§ **What to do**:
Below are records. Count every line containing the word "EXTERNAL" and give the number alone.

§ **Raw data**:
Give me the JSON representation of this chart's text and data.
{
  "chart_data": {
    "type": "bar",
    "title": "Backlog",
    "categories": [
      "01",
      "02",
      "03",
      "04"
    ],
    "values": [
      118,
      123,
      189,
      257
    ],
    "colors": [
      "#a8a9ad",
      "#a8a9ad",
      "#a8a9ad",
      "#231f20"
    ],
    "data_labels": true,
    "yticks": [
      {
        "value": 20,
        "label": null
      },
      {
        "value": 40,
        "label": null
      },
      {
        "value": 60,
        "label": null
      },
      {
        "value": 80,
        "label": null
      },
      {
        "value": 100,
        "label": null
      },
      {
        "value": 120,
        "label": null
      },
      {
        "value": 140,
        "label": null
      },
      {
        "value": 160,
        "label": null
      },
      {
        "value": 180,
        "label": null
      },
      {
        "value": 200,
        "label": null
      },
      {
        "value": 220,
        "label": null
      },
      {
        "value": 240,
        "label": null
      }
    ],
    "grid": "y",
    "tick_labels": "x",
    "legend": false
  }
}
==
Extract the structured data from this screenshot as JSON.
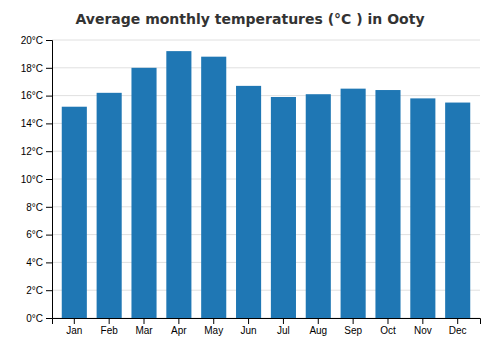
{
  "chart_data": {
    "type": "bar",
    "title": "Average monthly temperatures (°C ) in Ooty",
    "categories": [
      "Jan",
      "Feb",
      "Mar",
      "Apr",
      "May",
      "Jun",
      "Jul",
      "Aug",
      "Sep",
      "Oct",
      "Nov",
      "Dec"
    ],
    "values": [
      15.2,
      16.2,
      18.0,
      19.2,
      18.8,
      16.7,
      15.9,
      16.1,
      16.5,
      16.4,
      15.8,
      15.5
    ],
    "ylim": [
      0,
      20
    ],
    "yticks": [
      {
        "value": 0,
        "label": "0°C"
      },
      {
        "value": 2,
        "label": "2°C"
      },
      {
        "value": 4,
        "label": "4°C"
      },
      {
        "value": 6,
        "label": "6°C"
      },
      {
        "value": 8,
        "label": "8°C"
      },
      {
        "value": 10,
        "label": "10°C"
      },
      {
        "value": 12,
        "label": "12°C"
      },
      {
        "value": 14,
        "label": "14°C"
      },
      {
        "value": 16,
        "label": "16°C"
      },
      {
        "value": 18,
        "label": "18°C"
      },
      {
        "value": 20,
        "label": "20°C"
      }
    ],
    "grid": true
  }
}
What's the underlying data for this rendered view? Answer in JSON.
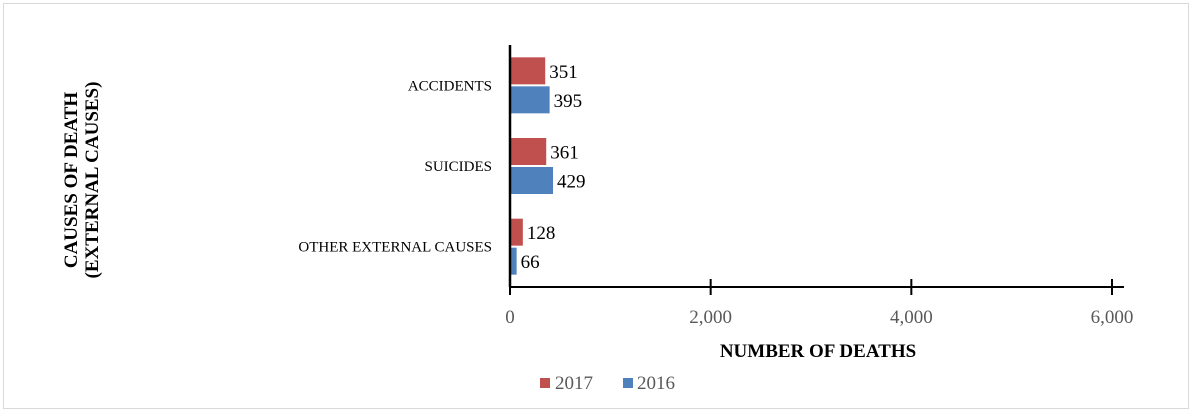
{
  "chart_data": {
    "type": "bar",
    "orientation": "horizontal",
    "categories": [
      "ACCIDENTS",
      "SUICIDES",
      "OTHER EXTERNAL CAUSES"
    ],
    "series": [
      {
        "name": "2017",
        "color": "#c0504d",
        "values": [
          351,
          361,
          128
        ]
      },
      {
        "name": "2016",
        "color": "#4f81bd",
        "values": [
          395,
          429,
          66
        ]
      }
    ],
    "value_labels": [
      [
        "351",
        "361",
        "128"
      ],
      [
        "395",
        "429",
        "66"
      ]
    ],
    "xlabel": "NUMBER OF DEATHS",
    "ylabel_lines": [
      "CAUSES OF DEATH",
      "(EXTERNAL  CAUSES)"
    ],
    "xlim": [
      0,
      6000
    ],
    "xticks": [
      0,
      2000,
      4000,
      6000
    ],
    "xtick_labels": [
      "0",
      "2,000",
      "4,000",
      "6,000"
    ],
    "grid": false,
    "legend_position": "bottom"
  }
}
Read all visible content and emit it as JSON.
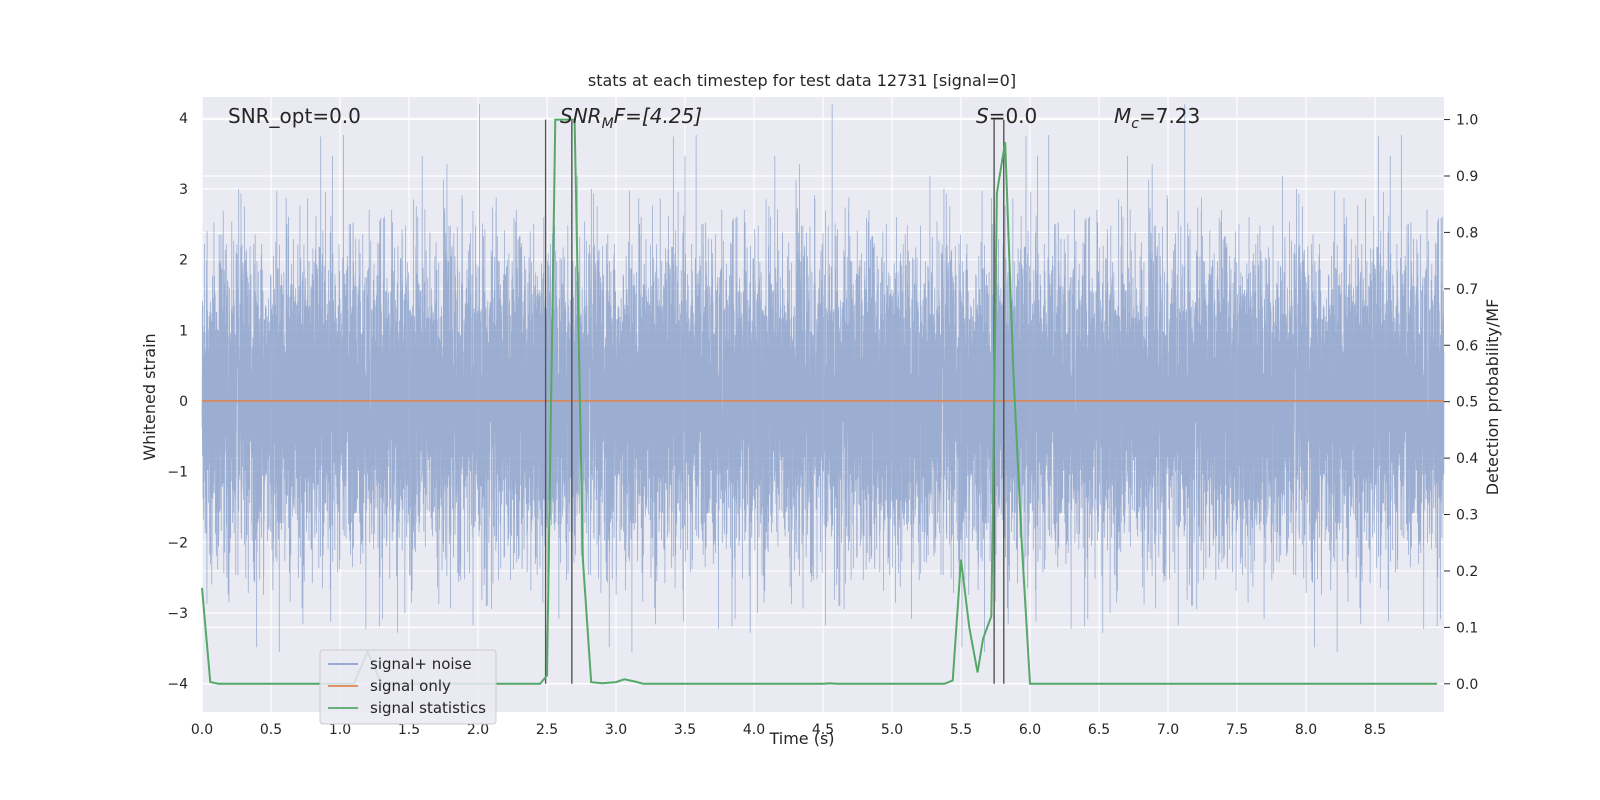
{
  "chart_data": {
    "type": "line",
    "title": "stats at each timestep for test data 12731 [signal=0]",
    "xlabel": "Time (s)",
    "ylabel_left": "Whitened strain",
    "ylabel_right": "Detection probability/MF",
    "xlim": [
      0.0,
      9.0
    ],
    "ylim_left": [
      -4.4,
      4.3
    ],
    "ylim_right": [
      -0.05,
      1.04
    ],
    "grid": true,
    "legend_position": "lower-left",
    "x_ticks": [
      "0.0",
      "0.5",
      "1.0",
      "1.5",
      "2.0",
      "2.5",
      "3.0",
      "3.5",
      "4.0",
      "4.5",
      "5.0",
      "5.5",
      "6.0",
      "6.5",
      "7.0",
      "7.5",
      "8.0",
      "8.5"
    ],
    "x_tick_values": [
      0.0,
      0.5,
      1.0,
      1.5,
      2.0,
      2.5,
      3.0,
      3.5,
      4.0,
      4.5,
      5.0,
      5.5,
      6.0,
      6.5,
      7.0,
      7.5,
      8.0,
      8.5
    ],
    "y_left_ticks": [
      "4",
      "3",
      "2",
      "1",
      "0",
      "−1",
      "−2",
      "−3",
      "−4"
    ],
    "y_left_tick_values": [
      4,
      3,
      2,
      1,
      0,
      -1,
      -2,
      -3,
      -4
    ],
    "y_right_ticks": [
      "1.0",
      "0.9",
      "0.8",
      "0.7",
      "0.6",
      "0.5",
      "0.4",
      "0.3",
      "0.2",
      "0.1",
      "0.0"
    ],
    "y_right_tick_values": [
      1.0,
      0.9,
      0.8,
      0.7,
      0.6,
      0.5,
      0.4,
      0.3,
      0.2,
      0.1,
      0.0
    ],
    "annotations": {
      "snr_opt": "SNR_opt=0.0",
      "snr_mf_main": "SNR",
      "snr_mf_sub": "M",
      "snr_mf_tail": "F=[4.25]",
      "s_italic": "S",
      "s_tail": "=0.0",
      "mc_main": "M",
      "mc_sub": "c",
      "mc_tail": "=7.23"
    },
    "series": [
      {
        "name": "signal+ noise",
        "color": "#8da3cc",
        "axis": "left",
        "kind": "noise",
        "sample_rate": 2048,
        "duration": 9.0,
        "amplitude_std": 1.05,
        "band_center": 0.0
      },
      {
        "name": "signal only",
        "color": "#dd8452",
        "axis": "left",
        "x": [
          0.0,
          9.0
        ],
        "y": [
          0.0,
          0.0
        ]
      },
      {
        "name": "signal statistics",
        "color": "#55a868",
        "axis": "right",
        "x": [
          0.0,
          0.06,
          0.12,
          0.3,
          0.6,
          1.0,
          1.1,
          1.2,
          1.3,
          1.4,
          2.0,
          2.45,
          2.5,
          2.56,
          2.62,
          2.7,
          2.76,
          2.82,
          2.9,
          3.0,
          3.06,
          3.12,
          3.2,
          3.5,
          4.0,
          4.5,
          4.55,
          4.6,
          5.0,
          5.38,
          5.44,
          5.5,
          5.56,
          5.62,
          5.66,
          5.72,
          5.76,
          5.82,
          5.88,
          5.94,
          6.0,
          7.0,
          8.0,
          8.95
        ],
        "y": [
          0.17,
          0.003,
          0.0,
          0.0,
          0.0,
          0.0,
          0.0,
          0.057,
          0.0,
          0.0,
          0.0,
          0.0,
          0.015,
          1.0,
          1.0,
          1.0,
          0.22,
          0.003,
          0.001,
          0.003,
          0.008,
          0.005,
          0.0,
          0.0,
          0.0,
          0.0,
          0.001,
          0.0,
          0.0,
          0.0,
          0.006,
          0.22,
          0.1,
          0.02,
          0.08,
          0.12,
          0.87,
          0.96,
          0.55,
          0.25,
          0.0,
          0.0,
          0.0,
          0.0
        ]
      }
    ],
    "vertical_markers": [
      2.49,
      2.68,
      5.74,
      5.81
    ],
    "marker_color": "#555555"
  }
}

§ **Finished task**:
2